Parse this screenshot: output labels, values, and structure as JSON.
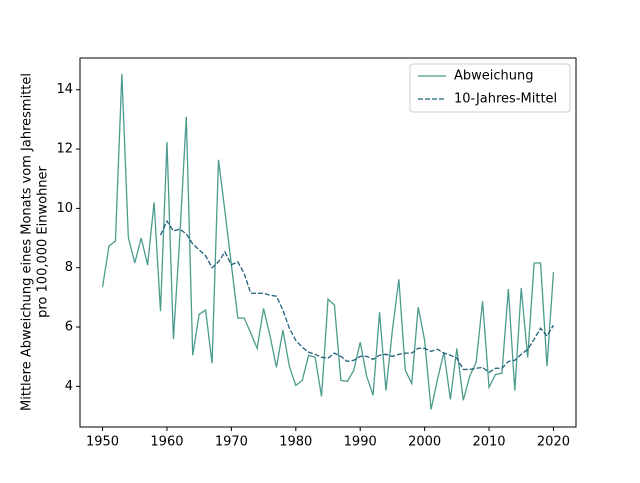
{
  "chart_data": {
    "type": "line",
    "ylabel": [
      "Mittlere Abweichung eines Monats vom Jahresmittel",
      "pro 100,000 Einwohner"
    ],
    "x": [
      1950,
      1951,
      1952,
      1953,
      1954,
      1955,
      1956,
      1957,
      1958,
      1959,
      1960,
      1961,
      1962,
      1963,
      1964,
      1965,
      1966,
      1967,
      1968,
      1969,
      1970,
      1971,
      1972,
      1973,
      1974,
      1975,
      1976,
      1977,
      1978,
      1979,
      1980,
      1981,
      1982,
      1983,
      1984,
      1985,
      1986,
      1987,
      1988,
      1989,
      1990,
      1991,
      1992,
      1993,
      1994,
      1995,
      1996,
      1997,
      1998,
      1999,
      2000,
      2001,
      2002,
      2003,
      2004,
      2005,
      2006,
      2007,
      2008,
      2009,
      2010,
      2011,
      2012,
      2013,
      2014,
      2015,
      2016,
      2017,
      2018,
      2019,
      2020
    ],
    "series": [
      {
        "name": "Abweichung",
        "color": "#4c9c8c",
        "style": "solid",
        "values": [
          7.35,
          8.73,
          8.9,
          14.54,
          9.03,
          8.16,
          9.0,
          8.09,
          10.2,
          6.53,
          12.24,
          5.59,
          9.07,
          13.09,
          5.05,
          6.43,
          6.57,
          4.78,
          11.64,
          9.9,
          8.1,
          6.3,
          6.3,
          5.8,
          5.28,
          6.63,
          5.7,
          4.64,
          5.9,
          4.68,
          4.03,
          4.2,
          5.05,
          4.98,
          3.66,
          6.94,
          6.74,
          4.2,
          4.17,
          4.54,
          5.49,
          4.34,
          3.7,
          6.5,
          3.86,
          5.9,
          7.61,
          4.54,
          4.1,
          6.67,
          5.55,
          3.22,
          4.24,
          5.15,
          3.56,
          5.28,
          3.53,
          4.34,
          4.81,
          6.87,
          3.97,
          4.4,
          4.44,
          7.28,
          3.86,
          7.31,
          4.98,
          8.16,
          8.16,
          4.68,
          7.85
        ]
      },
      {
        "name": "10-Jahres-Mittel",
        "color": "#1f5f7a",
        "style": "dashed",
        "values": [
          null,
          null,
          null,
          null,
          null,
          null,
          null,
          null,
          null,
          9.1,
          9.57,
          9.24,
          9.3,
          9.14,
          8.8,
          8.6,
          8.4,
          8.0,
          8.2,
          8.53,
          8.1,
          8.2,
          7.8,
          7.14,
          7.14,
          7.14,
          7.07,
          7.04,
          6.57,
          5.96,
          5.55,
          5.32,
          5.15,
          5.08,
          4.98,
          4.95,
          5.12,
          5.01,
          4.84,
          4.88,
          5.01,
          5.01,
          4.91,
          5.05,
          5.08,
          5.01,
          5.08,
          5.12,
          5.12,
          5.28,
          5.28,
          5.18,
          5.25,
          5.12,
          5.05,
          4.95,
          4.57,
          4.57,
          4.61,
          4.64,
          4.47,
          4.61,
          4.61,
          4.84,
          4.88,
          5.08,
          5.25,
          5.59,
          5.96,
          5.7,
          6.06
        ]
      }
    ],
    "xlim": [
      1946.5,
      2023.5
    ],
    "ylim": [
      2.63,
      15.07
    ],
    "xticks": [
      1950,
      1960,
      1970,
      1980,
      1990,
      2000,
      2010,
      2020
    ],
    "yticks": [
      4,
      6,
      8,
      10,
      12,
      14
    ],
    "legend": "upper right"
  }
}
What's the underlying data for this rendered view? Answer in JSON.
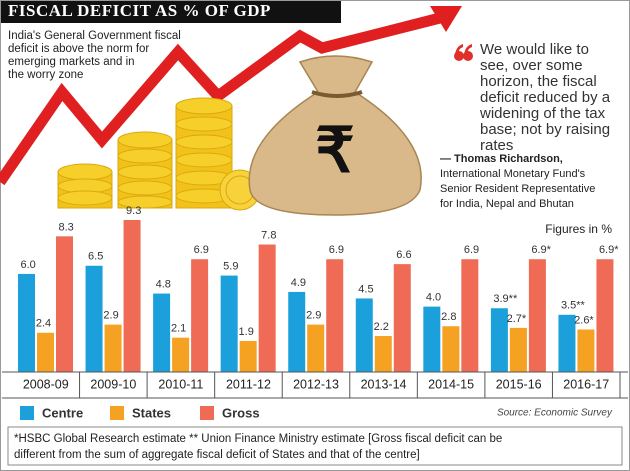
{
  "chart_data": {
    "type": "bar",
    "title": "FISCAL DEFICIT AS % OF GDP",
    "units_note": "Figures in %",
    "source": "Source: Economic Survey",
    "categories": [
      "2008-09",
      "2009-10",
      "2010-11",
      "2011-12",
      "2012-13",
      "2013-14",
      "2014-15",
      "2015-16",
      "2016-17"
    ],
    "series": [
      {
        "name": "Centre",
        "color": "#1ca0dc",
        "values": [
          6.0,
          6.5,
          4.8,
          5.9,
          4.9,
          4.5,
          4.0,
          3.9,
          3.5
        ],
        "value_labels": [
          "6.0",
          "6.5",
          "4.8",
          "5.9",
          "4.9",
          "4.5",
          "4.0",
          "3.9**",
          "3.5**"
        ]
      },
      {
        "name": "States",
        "color": "#f5a122",
        "values": [
          2.4,
          2.9,
          2.1,
          1.9,
          2.9,
          2.2,
          2.8,
          2.7,
          2.6
        ],
        "value_labels": [
          "2.4",
          "2.9",
          "2.1",
          "1.9",
          "2.9",
          "2.2",
          "2.8",
          "2.7*",
          "2.6*"
        ]
      },
      {
        "name": "Gross",
        "color": "#ef6b55",
        "values": [
          8.3,
          9.3,
          6.9,
          7.8,
          6.9,
          6.6,
          6.9,
          6.9,
          6.9
        ],
        "value_labels": [
          "8.3",
          "9.3",
          "6.9",
          "7.8",
          "6.9",
          "6.6",
          "6.9",
          "6.9*",
          "6.9*"
        ]
      }
    ]
  },
  "bag_symbol": "₹",
  "intro_lines": [
    "India's General Government fiscal",
    "deficit is above the norm for",
    "emerging markets and in",
    "the worry zone"
  ],
  "quote_lines": [
    "We would like to",
    "see, over some",
    "horizon, the fiscal",
    "deficit reduced by a",
    "widening of the tax",
    "base; not by raising",
    "rates"
  ],
  "attribution_lines": [
    "— Thomas Richardson,",
    "International Monetary Fund's",
    "Senior Resident Representative",
    "for India, Nepal and Bhutan"
  ],
  "footnote_lines": [
    "*HSBC Global Research estimate ** Union Finance Ministry estimate [Gross fiscal deficit can be",
    "different from the sum of aggregate fiscal deficit of States and that of the centre]"
  ]
}
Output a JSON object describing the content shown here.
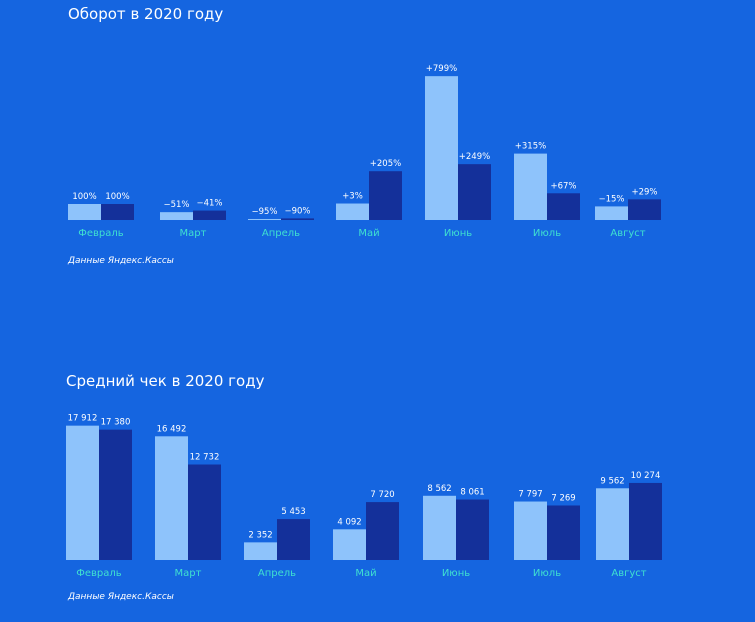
{
  "colors": {
    "background": "#1565e0",
    "series_light": "#8ec3fb",
    "series_dark": "#14309a",
    "category_label": "#3fe0d0",
    "text": "#ffffff"
  },
  "chart_data": [
    {
      "type": "bar",
      "title": "Оборот в 2020 году",
      "source": "Данные Яндекс.Кассы",
      "categories": [
        "Февраль",
        "Март",
        "Апрель",
        "Май",
        "Июнь",
        "Июль",
        "Август"
      ],
      "series": [
        {
          "values": [
            100,
            49,
            5,
            103,
            899,
            415,
            85
          ],
          "labels": [
            "100%",
            "−51%",
            "−95%",
            "+3%",
            "+799%",
            "+315%",
            "−15%"
          ]
        },
        {
          "values": [
            100,
            59,
            10,
            305,
            349,
            167,
            129
          ],
          "labels": [
            "100%",
            "−41%",
            "−90%",
            "+205%",
            "+249%",
            "+67%",
            "+29%"
          ]
        }
      ],
      "ylim": [
        0,
        1000
      ],
      "grid": false,
      "legend": "none"
    },
    {
      "type": "bar",
      "title": "Средний чек в 2020 году",
      "source": "Данные Яндекс.Кассы",
      "categories": [
        "Февраль",
        "Март",
        "Апрель",
        "Май",
        "Июнь",
        "Июль",
        "Август"
      ],
      "series": [
        {
          "values": [
            17912,
            16492,
            2352,
            4092,
            8562,
            7797,
            9562
          ],
          "labels": [
            "17 912",
            "16 492",
            "2 352",
            "4 092",
            "8 562",
            "7 797",
            "9 562"
          ]
        },
        {
          "values": [
            17380,
            12732,
            5453,
            7720,
            8061,
            7269,
            10274
          ],
          "labels": [
            "17 380",
            "12 732",
            "5 453",
            "7 720",
            "8 061",
            "7 269",
            "10 274"
          ]
        }
      ],
      "ylim": [
        0,
        20000
      ],
      "grid": false,
      "legend": "none"
    }
  ]
}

###

Written task:
Look through the records above and report how many lines hold the word "States", giving only the number.

Result for this task:
2